◆ STATED GOAL
Present every line of the records below as a Markdown table with a Row column for the row number and an Entry column for the line, skipping blank lines. Leave out the pictures.

◆ DATA FOR THIS TASK
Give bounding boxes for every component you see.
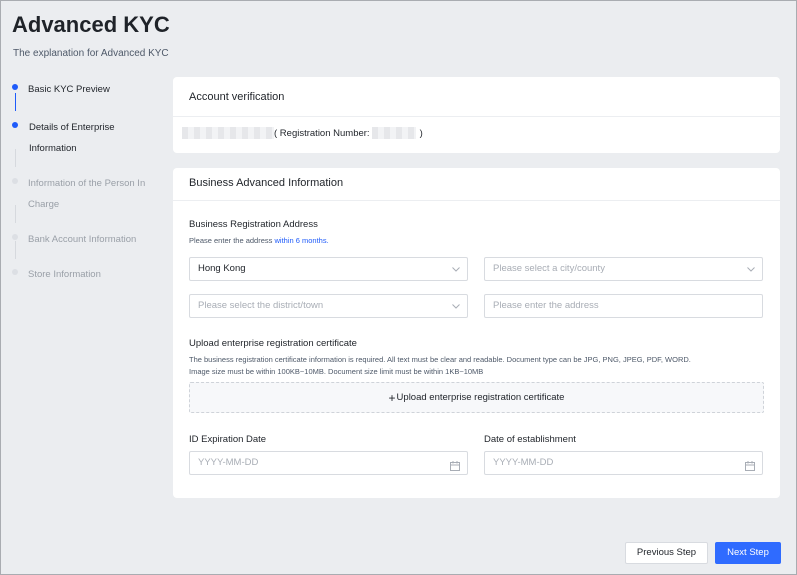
date-placeholder: YYYY-MM-DD <box>493 457 554 468</box>
date-placeholder: YYYY-MM-DD <box>198 457 259 468</box>
region-select[interactable]: Hong Kong <box>189 257 468 281</box>
step-dot <box>12 269 18 275</box>
step-label: Information of the Person In Charge <box>28 173 164 215</box>
step-label-line: Details of Enterprise <box>29 122 115 133</box>
step-dot <box>12 122 18 128</box>
address-placeholder: Please enter the address <box>493 300 599 311</box>
upload-hint: The business registration certificate in… <box>189 354 769 378</box>
district-select[interactable]: Please select the district/town <box>189 294 468 318</box>
page-title: Advanced KYC <box>12 12 170 37</box>
step-label: Store Information <box>28 269 101 280</box>
city-select[interactable]: Please select a city/county <box>484 257 763 281</box>
step-label: Details of Enterprise Information <box>29 117 164 159</box>
step-label-line: Information <box>29 143 77 154</box>
step-connector <box>14 205 16 223</box>
address-label: Business Registration Address <box>189 219 318 230</box>
upload-certificate-button[interactable]: + Upload enterprise registration certific… <box>189 382 764 413</box>
account-verification-card: Account verification ( Registration Numb… <box>173 77 780 153</box>
step-label: Basic KYC Preview <box>28 84 110 95</box>
id-expiration-date-input[interactable]: YYYY-MM-DD <box>189 451 468 475</box>
registration-label: ( Registration Number: <box>274 127 370 139</box>
redacted-company-name <box>182 127 274 139</box>
step-bank-account[interactable]: Bank Account Information <box>9 229 164 264</box>
calendar-icon <box>745 458 755 471</box>
city-placeholder: Please select a city/county <box>493 263 605 274</box>
step-label-line: Information of the Person In <box>28 178 146 189</box>
calendar-icon <box>450 458 460 471</box>
step-connector <box>14 93 16 111</box>
address-hint: Please enter the address within 6 months… <box>189 235 329 247</box>
step-enterprise-details[interactable]: Details of Enterprise Information <box>9 117 164 173</box>
plus-icon: + <box>388 390 396 405</box>
district-placeholder: Please select the district/town <box>198 300 324 311</box>
upload-label: Upload enterprise registration certifica… <box>189 338 357 349</box>
step-label: Bank Account Information <box>28 234 137 245</box>
step-connector <box>14 241 16 259</box>
chevron-down-icon <box>451 295 461 317</box>
step-connector <box>14 149 16 167</box>
redacted-registration-number <box>371 127 416 139</box>
address-hint-text: Please enter the address <box>189 236 275 245</box>
step-dot <box>12 234 18 240</box>
upload-hint-line: Image size must be within 100KB~10MB. Do… <box>189 367 484 376</box>
id-expiration-label: ID Expiration Date <box>189 434 267 445</box>
upload-hint-line: The business registration certificate in… <box>189 355 691 364</box>
step-person-in-charge[interactable]: Information of the Person In Charge <box>9 173 164 229</box>
registration-close: ) <box>419 127 423 139</box>
registration-row: ( Registration Number: ) <box>182 127 423 139</box>
next-step-button[interactable]: Next Step <box>715 542 781 564</box>
card-heading: Account verification <box>173 77 780 117</box>
chevron-down-icon <box>451 258 461 280</box>
card-heading: Business Advanced Information <box>173 168 780 201</box>
step-store-information[interactable]: Store Information <box>9 264 164 285</box>
address-input[interactable]: Please enter the address <box>484 294 763 318</box>
establishment-date-input[interactable]: YYYY-MM-DD <box>484 451 763 475</box>
step-label-line: Charge <box>28 199 60 210</box>
region-value: Hong Kong <box>198 263 246 274</box>
step-dot <box>12 178 18 184</box>
previous-step-button[interactable]: Previous Step <box>625 542 708 564</box>
step-dot <box>12 84 18 90</box>
establishment-label: Date of establishment <box>484 434 576 445</box>
page-subtitle: The explanation for Advanced KYC <box>13 48 169 59</box>
business-info-card: Business Advanced Information Business R… <box>173 168 780 498</box>
upload-button-label: Upload enterprise registration certifica… <box>396 392 565 403</box>
kyc-stepper: Basic KYC Preview Details of Enterprise … <box>9 79 164 285</box>
chevron-down-icon <box>746 258 756 280</box>
step-basic-kyc-preview[interactable]: Basic KYC Preview <box>9 79 164 114</box>
address-hint-link: within 6 months. <box>274 236 329 245</box>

◆ RESPONSE
| Row | Entry |
|---|---|
| 1 | Give bounding boxes for every component you see. |
| 2 | date-placeholder: YYYY-MM-DD <box>493 457 554 468</box> |
| 3 | date-placeholder: YYYY-MM-DD <box>198 457 259 468</box> |
| 4 | region-select[interactable]: Hong Kong <box>189 257 468 281</box> |
| 5 | step-dot <box>12 269 18 275</box> |
| 6 | step-label: Information of the Person In Charge <box>28 173 164 215</box> |
| 7 | step-label-line: Details of Enterprise <box>29 122 115 133</box> |
| 8 | step-dot <box>12 122 18 128</box> |
| 9 | address-placeholder: Please enter the address <box>493 300 599 311</box> |
| 10 | upload-hint: The business registration certificate in… <box>189 354 769 378</box> |
| 11 | district-select[interactable]: Please select the district/town <box>189 294 468 318</box> |
| 12 | page-title: Advanced KYC <box>12 12 170 37</box> |
| 13 | step-label: Store Information <box>28 269 101 280</box> |
| 14 | city-select[interactable]: Please select a city/county <box>484 257 763 281</box> |
| 15 | step-label: Details of Enterprise Information <box>29 117 164 159</box> |
| 16 | step-label-line: Information <box>29 143 77 154</box> |
| 17 | step-connector <box>14 205 16 223</box> |
| 18 | address-label: Business Registration Address <box>189 219 318 230</box> |
| 19 | upload-certificate-button[interactable]: + Upload enterprise registration certific… <box>189 382 764 413</box> |
| 20 | account-verification-card: Account verification ( Registration Numb… <box>173 77 780 153</box> |
| 21 | step-label: Basic KYC Preview <box>28 84 110 95</box> |
| 22 | id-expiration-date-input[interactable]: YYYY-MM-DD <box>189 451 468 475</box> |
| 23 | registration-label: ( Registration Number: <box>274 127 370 139</box> |
| 24 | redacted-company-name <box>182 127 274 139</box> |
| 25 | step-bank-account[interactable]: Bank Account Information <box>9 229 164 264</box> |
| 26 | calendar-icon <box>745 458 755 471</box> |
| 27 | city-placeholder: Please select a city/county <box>493 263 605 274</box> |
| 28 | step-label-line: Information of the Person In <box>28 178 146 189</box> |
| 29 | calendar-icon <box>450 458 460 471</box> |
| 30 | step-connector <box>14 93 16 111</box> |
| 31 | address-hint: Please enter the address within 6 months… <box>189 235 329 247</box> |
| 32 | step-enterprise-details[interactable]: Details of Enterprise Information <box>9 117 164 173</box> |
| 33 | plus-icon: + <box>388 390 396 405</box> |
| 34 | district-placeholder: Please select the district/town <box>198 300 324 311</box> |
| 35 | upload-label: Upload enterprise registration certifica… <box>189 338 357 349</box> |
| 36 | step-label: Bank Account Information <box>28 234 137 245</box> |
| 37 | step-connector <box>14 241 16 259</box> |
| 38 | chevron-down-icon <box>451 295 461 317</box> |
| 39 | step-connector <box>14 149 16 167</box> |
| 40 | redacted-registration-number <box>371 127 416 139</box> |
| 41 | address-hint-text: Please enter the address <box>189 236 275 245</box> |
| 42 | step-dot <box>12 234 18 240</box> |
| 43 | upload-hint-line: Image size must be within 100KB~10MB. Do… <box>189 367 484 376</box> |
| 44 | id-expiration-label: ID Expiration Date <box>189 434 267 445</box> |
| 45 | upload-hint-line: The business registration certificate in… <box>189 355 691 364</box> |
| 46 | step-person-in-charge[interactable]: Information of the Person In Charge <box>9 173 164 229</box> |
| 47 | registration-close: ) <box>419 127 423 139</box> |
| 48 | registration-row: ( Registration Number: ) <box>182 127 423 139</box> |
| 49 | next-step-button[interactable]: Next Step <box>715 542 781 564</box> |
| 50 | card-heading: Account verification <box>173 77 780 117</box> |
| 51 | chevron-down-icon <box>451 258 461 280</box> |
| 52 | card-heading: Business Advanced Information <box>173 168 780 201</box> |
| 53 | step-store-information[interactable]: Store Information <box>9 264 164 285</box> |
| 54 | address-input[interactable]: Please enter the address <box>484 294 763 318</box> |
| 55 | establishment-date-input[interactable]: YYYY-MM-DD <box>484 451 763 475</box> |
| 56 | step-label-line: Charge <box>28 199 60 210</box> |
| 57 | region-value: Hong Kong <box>198 263 246 274</box> |
| 58 | step-dot <box>12 178 18 184</box> |
| 59 | previous-step-button[interactable]: Previous Step <box>625 542 708 564</box> |
| 60 | step-dot <box>12 84 18 90</box> |
| 61 | establishment-label: Date of establishment <box>484 434 576 445</box> |
| 62 | page-subtitle: The explanation for Advanced KYC <box>13 48 169 59</box> |
| 63 | business-info-card: Business Advanced Information Business R… <box>173 168 780 498</box> |
| 64 | upload-button-label: Upload enterprise registration certifica… <box>396 392 565 403</box> |
| 65 | kyc-stepper: Basic KYC Preview Details of Enterprise … <box>9 79 164 285</box> |
| 66 | chevron-down-icon <box>746 258 756 280</box> |
| 67 | step-basic-kyc-preview[interactable]: Basic KYC Preview <box>9 79 164 114</box> |
| 68 | address-hint-link: within 6 months. <box>274 236 329 245</box> |